**GIVEN PROBLEM:**
Reproduce the records below exactly as given.

**GIVEN DATA:**
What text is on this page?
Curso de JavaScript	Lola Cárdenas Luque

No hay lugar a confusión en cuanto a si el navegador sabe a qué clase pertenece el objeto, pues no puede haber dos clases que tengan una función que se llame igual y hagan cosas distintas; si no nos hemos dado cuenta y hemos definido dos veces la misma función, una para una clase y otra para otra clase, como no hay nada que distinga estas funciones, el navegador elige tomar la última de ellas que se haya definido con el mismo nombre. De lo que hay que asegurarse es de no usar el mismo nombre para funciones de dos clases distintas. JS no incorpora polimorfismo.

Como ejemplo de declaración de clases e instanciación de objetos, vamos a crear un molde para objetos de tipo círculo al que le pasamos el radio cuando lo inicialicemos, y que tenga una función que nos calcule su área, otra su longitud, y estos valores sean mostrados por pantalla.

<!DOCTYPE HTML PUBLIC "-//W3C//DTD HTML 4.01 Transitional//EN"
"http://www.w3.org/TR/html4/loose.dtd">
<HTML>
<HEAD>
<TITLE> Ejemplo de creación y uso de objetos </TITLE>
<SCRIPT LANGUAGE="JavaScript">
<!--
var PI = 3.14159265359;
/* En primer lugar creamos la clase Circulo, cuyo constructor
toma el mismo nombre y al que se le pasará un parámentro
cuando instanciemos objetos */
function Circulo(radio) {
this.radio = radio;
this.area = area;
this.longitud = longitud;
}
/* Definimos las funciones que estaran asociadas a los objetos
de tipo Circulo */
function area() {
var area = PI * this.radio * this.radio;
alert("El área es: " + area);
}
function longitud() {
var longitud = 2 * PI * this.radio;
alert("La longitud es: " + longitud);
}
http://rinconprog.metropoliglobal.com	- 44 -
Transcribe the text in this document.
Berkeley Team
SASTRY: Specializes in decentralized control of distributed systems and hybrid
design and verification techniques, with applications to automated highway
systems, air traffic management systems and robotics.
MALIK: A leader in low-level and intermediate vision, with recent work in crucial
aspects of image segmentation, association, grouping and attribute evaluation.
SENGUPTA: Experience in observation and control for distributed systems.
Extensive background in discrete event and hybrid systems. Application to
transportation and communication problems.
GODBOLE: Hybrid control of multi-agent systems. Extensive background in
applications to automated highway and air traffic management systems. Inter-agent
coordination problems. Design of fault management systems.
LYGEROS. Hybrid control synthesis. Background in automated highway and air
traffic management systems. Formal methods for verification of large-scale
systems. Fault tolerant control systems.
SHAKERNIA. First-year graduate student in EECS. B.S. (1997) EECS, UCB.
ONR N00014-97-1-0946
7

**THE RESPONSE:**
What text is on this page?
Curso de JavaScript	Lola Cárdenas Luque

No hay lugar a confusión en cuanto a si el navegador sabe a qué clase pertenece el objeto, pues no puede haber dos clases que tengan una función que se llame igual y hagan cosas distintas; si no nos hemos dado cuenta y hemos definido dos veces la misma función, una para una clase y otra para otra clase, como no hay nada que distinga estas funciones, el navegador elige tomar la última de ellas que se haya definido con el mismo nombre. De lo que hay que asegurarse es de no usar el mismo nombre para funciones de dos clases distintas. JS no incorpora polimorfismo.

Como ejemplo de declaración de clases e instanciación de objetos, vamos a crear un molde para objetos de tipo círculo al que le pasamos el radio cuando lo inicialicemos, y que tenga una función que nos calcule su área, otra su longitud, y estos valores sean mostrados por pantalla.

<!DOCTYPE HTML PUBLIC "-//W3C//DTD HTML 4.01 Transitional//EN"
"http://www.w3.org/TR/html4/loose.dtd">
<HTML>
<HEAD>
<TITLE> Ejemplo de creación y uso de objetos </TITLE>
<SCRIPT LANGUAGE="JavaScript">
<!--
var PI = 3.14159265359;
/* En primer lugar creamos la clase Circulo, cuyo constructor
toma el mismo nombre y al que se le pasará un parámentro
cuando instanciemos objetos */
function Circulo(radio) {
this.radio = radio;
this.area = area;
this.longitud = longitud;
}
/* Definimos las funciones que estaran asociadas a los objetos
de tipo Circulo */
function area() {
var area = PI * this.radio * this.radio;
alert("El área es: " + area);
}
function longitud() {
var longitud = 2 * PI * this.radio;
alert("La longitud es: " + longitud);
}
http://rinconprog.metropoliglobal.com	- 44 -
Transcribe the text in this document.
Berkeley Team
SASTRY: Specializes in decentralized control of distributed systems and hybrid
design and verification techniques, with applications to automated highway
systems, air traffic management systems and robotics.
MALIK: A leader in low-level and intermediate vision, with recent work in crucial
aspects of image segmentation, association, grouping and attribute evaluation.
SENGUPTA: Experience in observation and control for distributed systems.
Extensive background in discrete event and hybrid systems. Application to
transportation and communication problems.
GODBOLE: Hybrid control of multi-agent systems. Extensive background in
applications to automated highway and air traffic management systems. Inter-agent
coordination problems. Design of fault management systems.
LYGEROS. Hybrid control synthesis. Background in automated highway and air
traffic management systems. Formal methods for verification of large-scale
systems. Fault tolerant control systems.
SHAKERNIA. First-year graduate student in EECS. B.S. (1997) EECS, UCB.
ONR N00014-97-1-0946
7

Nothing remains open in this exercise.